[Data items]

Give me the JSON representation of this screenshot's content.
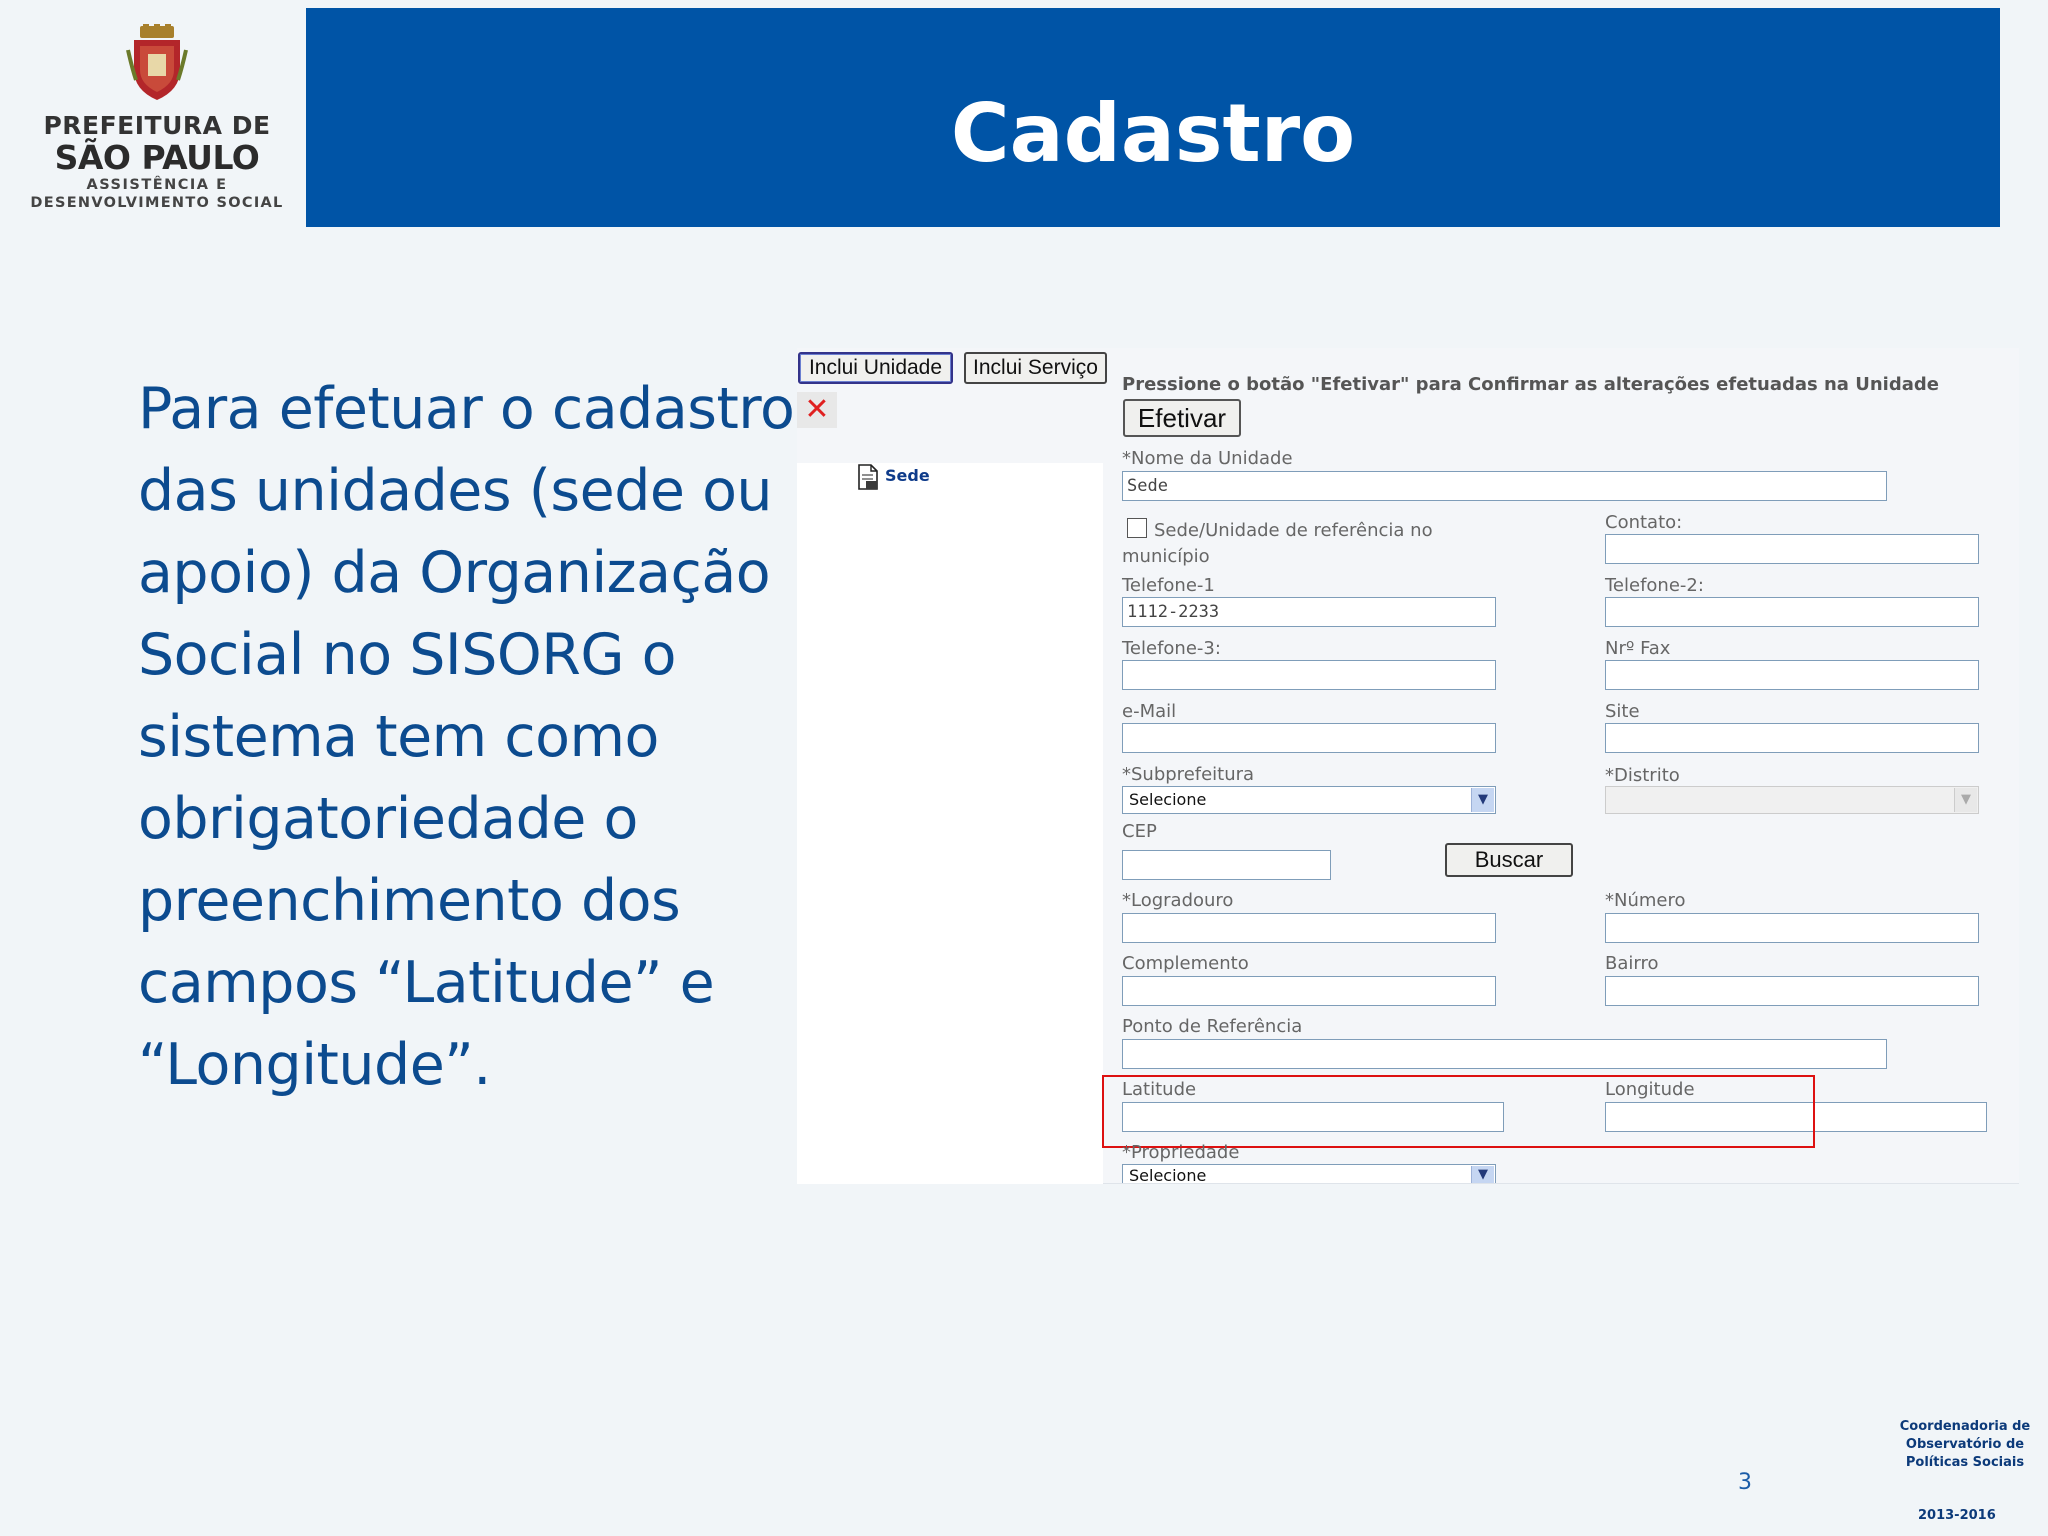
{
  "header": {
    "logo": {
      "line1": "PREFEITURA DE",
      "line2": "SÃO PAULO",
      "line3": "ASSISTÊNCIA E",
      "line4": "DESENVOLVIMENTO SOCIAL"
    },
    "title": "Cadastro"
  },
  "body_text": {
    "lines": [
      "Para efetuar o cadastro",
      "das unidades (sede ou",
      "apoio) da Organização",
      "Social no SISORG o",
      "sistema tem como",
      "obrigatoriedade o",
      "preenchimento dos",
      "campos “Latitude” e",
      "“Longitude”."
    ]
  },
  "screenshot": {
    "toolbar": {
      "inclui_unidade": "Inclui Unidade",
      "inclui_servico": "Inclui Serviço",
      "close_glyph": "✕"
    },
    "tree": {
      "sede_label": "Sede"
    },
    "hint": "Pressione o botão \"Efetivar\" para Confirmar as alterações efetuadas na Unidade",
    "efetivar": "Efetivar",
    "form": {
      "nome_label": "*Nome da Unidade",
      "nome_value": "Sede",
      "sede_ref_label_1": "Sede/Unidade de referência no",
      "sede_ref_label_2": "município",
      "contato_label": "Contato:",
      "tel1_label": "Telefone-1",
      "tel1_value": "1112-2233",
      "tel2_label": "Telefone-2:",
      "tel3_label": "Telefone-3:",
      "fax_label": "Nrº Fax",
      "email_label": "e-Mail",
      "site_label": "Site",
      "subprefeitura_label": "*Subprefeitura",
      "subprefeitura_value": "Selecione",
      "distrito_label": "*Distrito",
      "cep_label": "CEP",
      "buscar": "Buscar",
      "logradouro_label": "*Logradouro",
      "numero_label": "*Número",
      "complemento_label": "Complemento",
      "bairro_label": "Bairro",
      "ponto_label": "Ponto de Referência",
      "latitude_label": "Latitude",
      "longitude_label": "Longitude",
      "propriedade_label": "*Propriedade",
      "propriedade_value": "Selecione"
    }
  },
  "footer": {
    "page_number": "3",
    "coord_line1": "Coordenadoria de",
    "coord_line2": "Observatório de",
    "coord_line3": "Políticas Sociais",
    "years": "2013-2016"
  },
  "colors": {
    "banner": "#0054a6",
    "body_text": "#0c4b8f",
    "highlight_box": "#dd1111",
    "background": "#f1f5f8"
  }
}
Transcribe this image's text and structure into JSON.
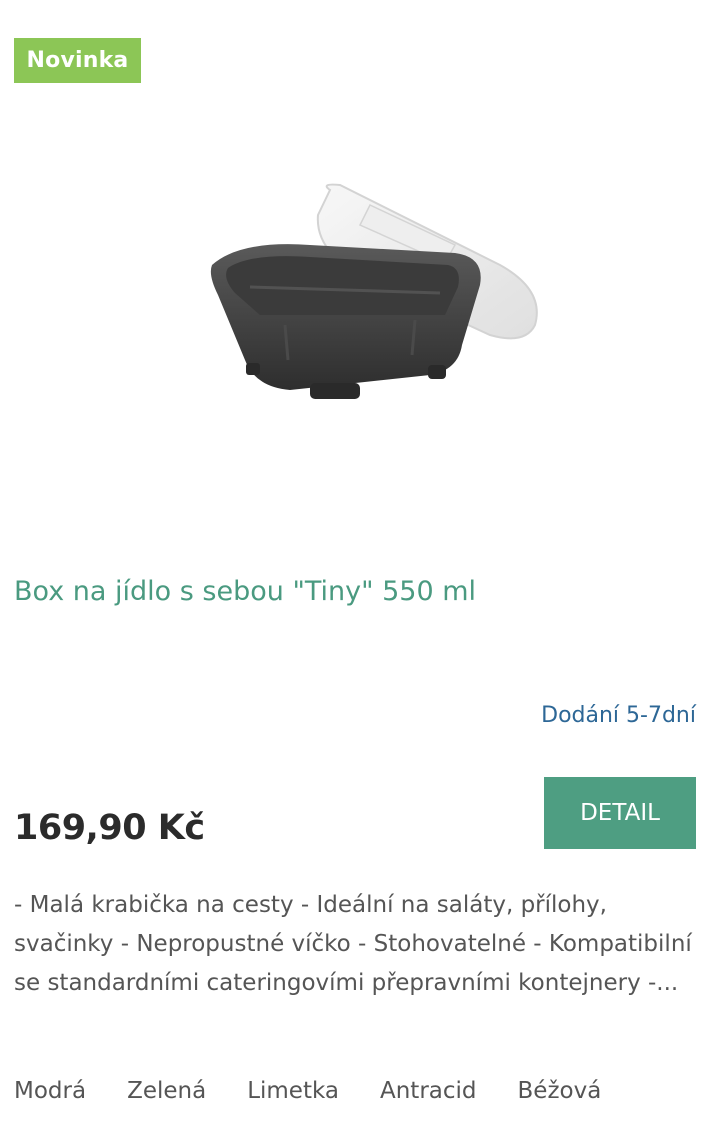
{
  "badge": {
    "label": "Novinka",
    "color": "#8cc656"
  },
  "product": {
    "image_icon": "food-box-with-lid-image",
    "title": "Box na jídlo s sebou \"Tiny\" 550 ml",
    "delivery": "Dodání 5-7dní",
    "price": "169,90 Kč",
    "detail_label": "DETAIL",
    "description": "- Malá krabička na cesty - Ideální na saláty, přílohy, svačinky - Nepropustné víčko - Stohovatelné - Kompatibilní se standardními cateringovími přepravními kontejnery -..."
  },
  "colors": {
    "options": [
      "Modrá",
      "Zelená",
      "Limetka",
      "Antracid",
      "Béžová"
    ]
  },
  "theme": {
    "accent": "#4e9e82",
    "title_color": "#4a9a80",
    "delivery_color": "#2d6796"
  }
}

GIVEN REQUEST
Transcribe the listing in full. Omit the pictures and keep every line exact.

EXERCISE RESPONSE
Give me the JSON representation of this screenshot's content.
{
  "header": {
    "logo": {
      "line1": "PREFEITURA DE",
      "line2": "SÃO PAULO",
      "line3": "ASSISTÊNCIA E",
      "line4": "DESENVOLVIMENTO SOCIAL"
    },
    "title": "Cadastro"
  },
  "body_text": {
    "lines": [
      "Para efetuar o cadastro",
      "das unidades (sede ou",
      "apoio) da Organização",
      "Social no SISORG o",
      "sistema tem como",
      "obrigatoriedade o",
      "preenchimento dos",
      "campos “Latitude” e",
      "“Longitude”."
    ]
  },
  "screenshot": {
    "toolbar": {
      "inclui_unidade": "Inclui Unidade",
      "inclui_servico": "Inclui Serviço",
      "close_glyph": "✕"
    },
    "tree": {
      "sede_label": "Sede"
    },
    "hint": "Pressione o botão \"Efetivar\" para Confirmar as alterações efetuadas na Unidade",
    "efetivar": "Efetivar",
    "form": {
      "nome_label": "*Nome da Unidade",
      "nome_value": "Sede",
      "sede_ref_label_1": "Sede/Unidade de referência no",
      "sede_ref_label_2": "município",
      "contato_label": "Contato:",
      "tel1_label": "Telefone-1",
      "tel1_value": "1112-2233",
      "tel2_label": "Telefone-2:",
      "tel3_label": "Telefone-3:",
      "fax_label": "Nrº Fax",
      "email_label": "e-Mail",
      "site_label": "Site",
      "subprefeitura_label": "*Subprefeitura",
      "subprefeitura_value": "Selecione",
      "distrito_label": "*Distrito",
      "cep_label": "CEP",
      "buscar": "Buscar",
      "logradouro_label": "*Logradouro",
      "numero_label": "*Número",
      "complemento_label": "Complemento",
      "bairro_label": "Bairro",
      "ponto_label": "Ponto de Referência",
      "latitude_label": "Latitude",
      "longitude_label": "Longitude",
      "propriedade_label": "*Propriedade",
      "propriedade_value": "Selecione"
    }
  },
  "footer": {
    "page_number": "3",
    "coord_line1": "Coordenadoria de",
    "coord_line2": "Observatório de",
    "coord_line3": "Políticas Sociais",
    "years": "2013-2016"
  },
  "colors": {
    "banner": "#0054a6",
    "body_text": "#0c4b8f",
    "highlight_box": "#dd1111",
    "background": "#f1f5f8"
  }
}
Transcribe this image's text and structure into JSON.
{
  "badge": {
    "label": "Novinka",
    "color": "#8cc656"
  },
  "product": {
    "image_icon": "food-box-with-lid-image",
    "title": "Box na jídlo s sebou \"Tiny\" 550 ml",
    "delivery": "Dodání 5-7dní",
    "price": "169,90 Kč",
    "detail_label": "DETAIL",
    "description": "- Malá krabička na cesty - Ideální na saláty, přílohy, svačinky - Nepropustné víčko - Stohovatelné - Kompatibilní se standardními cateringovími přepravními kontejnery -..."
  },
  "colors": {
    "options": [
      "Modrá",
      "Zelená",
      "Limetka",
      "Antracid",
      "Béžová"
    ]
  },
  "theme": {
    "accent": "#4e9e82",
    "title_color": "#4a9a80",
    "delivery_color": "#2d6796"
  }
}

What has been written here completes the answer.